Reproduce the listing exactly, with no pictures in your copy.

— Start of SUPPLIED INFORMATION —

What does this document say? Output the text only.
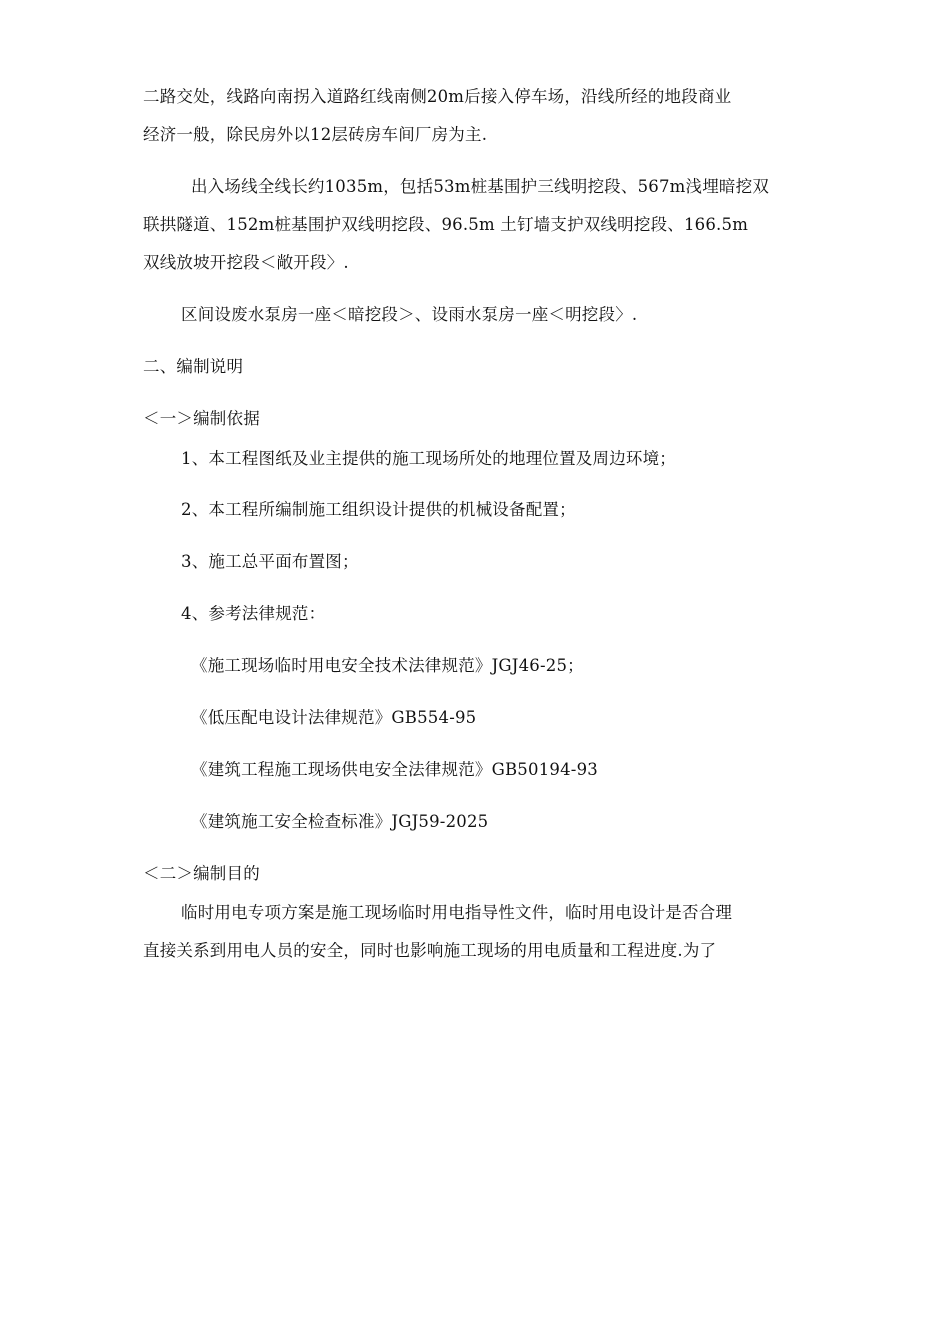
二路交处，线路向南拐入道路红线南侧20m后接入停车场，沿线所经的地段商业
经济一般，除民房外以12层砖房车间厂房为主.
出入场线全线长约1035m，包括53m桩基围护三线明挖段、567m浅埋暗挖双
联拱隧道、152m桩基围护双线明挖段、96.5m 土钉墙支护双线明挖段、166.5m
双线放坡开挖段＜敞开段〉.
区间设废水泵房一座＜暗挖段＞、设雨水泵房一座＜明挖段〉.
二、编制说明
＜一＞编制依据
1、本工程图纸及业主提供的施工现场所处的地理位置及周边环境；
2、本工程所编制施工组织设计提供的机械设备配置；
3、施工总平面布置图；
4、参考法律规范：
《施工现场临时用电安全技术法律规范》JGJ46-25；
《低压配电设计法律规范》GB554-95
《建筑工程施工现场供电安全法律规范》GB50194-93
《建筑施工安全检查标准》JGJ59-2025
＜二＞编制目的
临时用电专项方案是施工现场临时用电指导性文件，临时用电设计是否合理
直接关系到用电人员的安全，同时也影响施工现场的用电质量和工程进度.为了
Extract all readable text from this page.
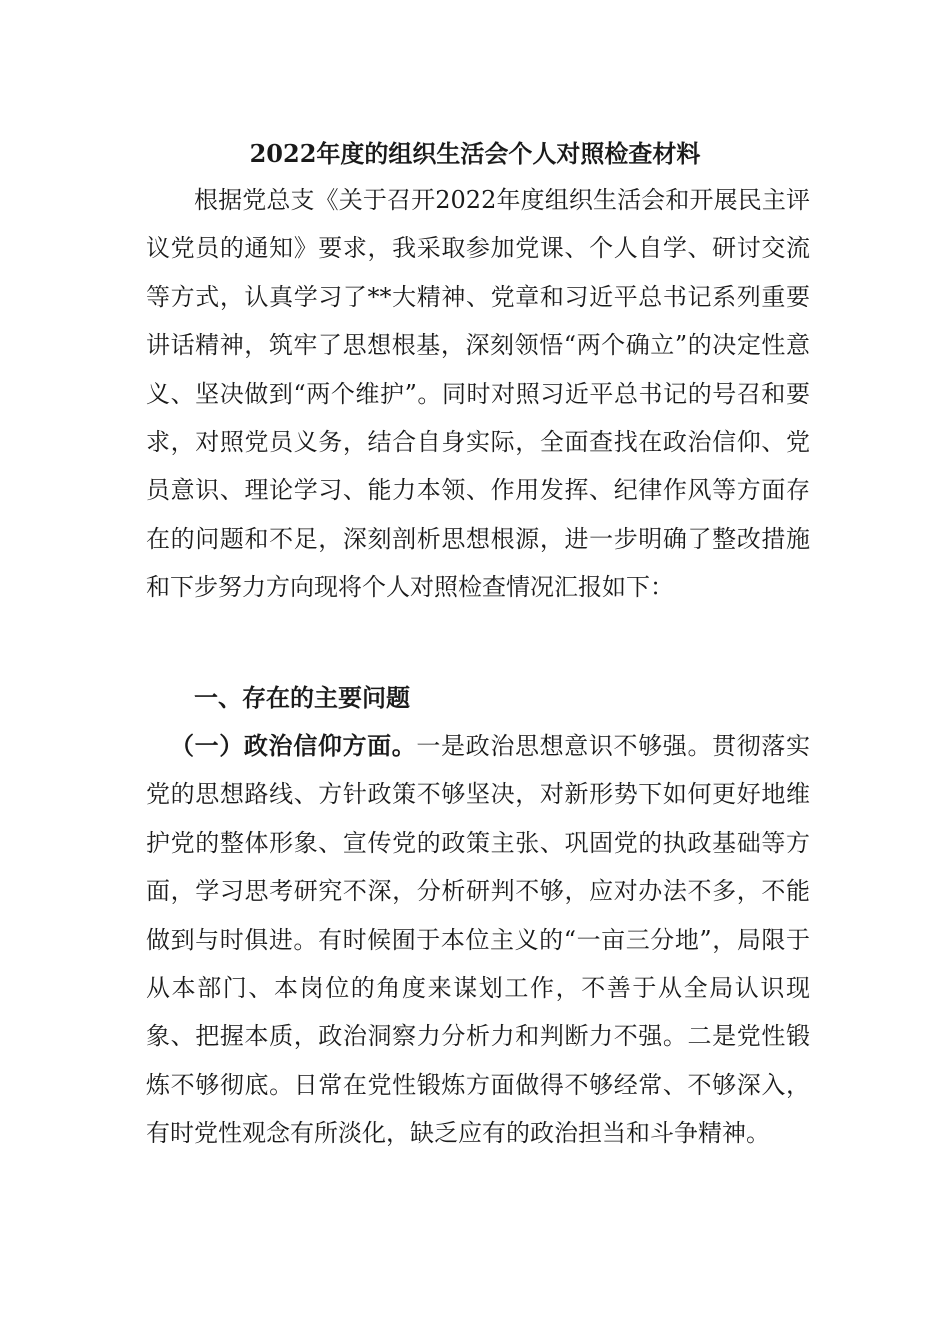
2022年度的组织生活会个人对照检查材料

根据党总支《关于召开2022年度组织生活会和开展民主评议党员的通知》要求，我采取参加党课、个人自学、研讨交流等方式，认真学习了**大精神、党章和习近平总书记系列重要讲话精神，筑牢了思想根基，深刻领悟“两个确立”的决定性意义、坚决做到“两个维护”。同时对照习近平总书记的号召和要求，对照党员义务，结合自身实际，全面查找在政治信仰、党员意识、理论学习、能力本领、作用发挥、纪律作风等方面存在的问题和不足，深刻剖析思想根源，进一步明确了整改措施和下步努力方向现将个人对照检查情况汇报如下：

一、存在的主要问题

（一）政治信仰方面。一是政治思想意识不够强。贯彻落实党的思想路线、方针政策不够坚决，对新形势下如何更好地维护党的整体形象、宣传党的政策主张、巩固党的执政基础等方面，学习思考研究不深，分析研判不够，应对办法不多，不能做到与时俱进。有时候囿于本位主义的“一亩三分地”，局限于从本部门、本岗位的角度来谋划工作，不善于从全局认识现象、把握本质，政治洞察力分析力和判断力不强。二是党性锻炼不够彻底。日常在党性锻炼方面做得不够经常、不够深入，有时党性观念有所淡化，缺乏应有的政治担当和斗争精神。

— End of SUPPLIED INFORMATION —

- **EXERCISE ANSWER**
What does this document say? Output the text only.
二路交处，线路向南拐入道路红线南侧20m后接入停车场，沿线所经的地段商业
经济一般，除民房外以12层砖房车间厂房为主.
出入场线全线长约1035m，包括53m桩基围护三线明挖段、567m浅埋暗挖双
联拱隧道、152m桩基围护双线明挖段、96.5m 土钉墙支护双线明挖段、166.5m
双线放坡开挖段＜敞开段〉.
区间设废水泵房一座＜暗挖段＞、设雨水泵房一座＜明挖段〉.
二、编制说明
＜一＞编制依据
1、本工程图纸及业主提供的施工现场所处的地理位置及周边环境；
2、本工程所编制施工组织设计提供的机械设备配置；
3、施工总平面布置图；
4、参考法律规范：
《施工现场临时用电安全技术法律规范》JGJ46-25；
《低压配电设计法律规范》GB554-95
《建筑工程施工现场供电安全法律规范》GB50194-93
《建筑施工安全检查标准》JGJ59-2025
＜二＞编制目的
临时用电专项方案是施工现场临时用电指导性文件，临时用电设计是否合理
直接关系到用电人员的安全，同时也影响施工现场的用电质量和工程进度.为了
Extract all readable text from this page.
2022年度的组织生活会个人对照检查材料

根据党总支《关于召开2022年度组织生活会和开展民主评议党员的通知》要求，我采取参加党课、个人自学、研讨交流等方式，认真学习了**大精神、党章和习近平总书记系列重要讲话精神，筑牢了思想根基，深刻领悟“两个确立”的决定性意义、坚决做到“两个维护”。同时对照习近平总书记的号召和要求，对照党员义务，结合自身实际，全面查找在政治信仰、党员意识、理论学习、能力本领、作用发挥、纪律作风等方面存在的问题和不足，深刻剖析思想根源，进一步明确了整改措施和下步努力方向现将个人对照检查情况汇报如下：

一、存在的主要问题

（一）政治信仰方面。一是政治思想意识不够强。贯彻落实党的思想路线、方针政策不够坚决，对新形势下如何更好地维护党的整体形象、宣传党的政策主张、巩固党的执政基础等方面，学习思考研究不深，分析研判不够，应对办法不多，不能做到与时俱进。有时候囿于本位主义的“一亩三分地”，局限于从本部门、本岗位的角度来谋划工作，不善于从全局认识现象、把握本质，政治洞察力分析力和判断力不强。二是党性锻炼不够彻底。日常在党性锻炼方面做得不够经常、不够深入，有时党性观念有所淡化，缺乏应有的政治担当和斗争精神。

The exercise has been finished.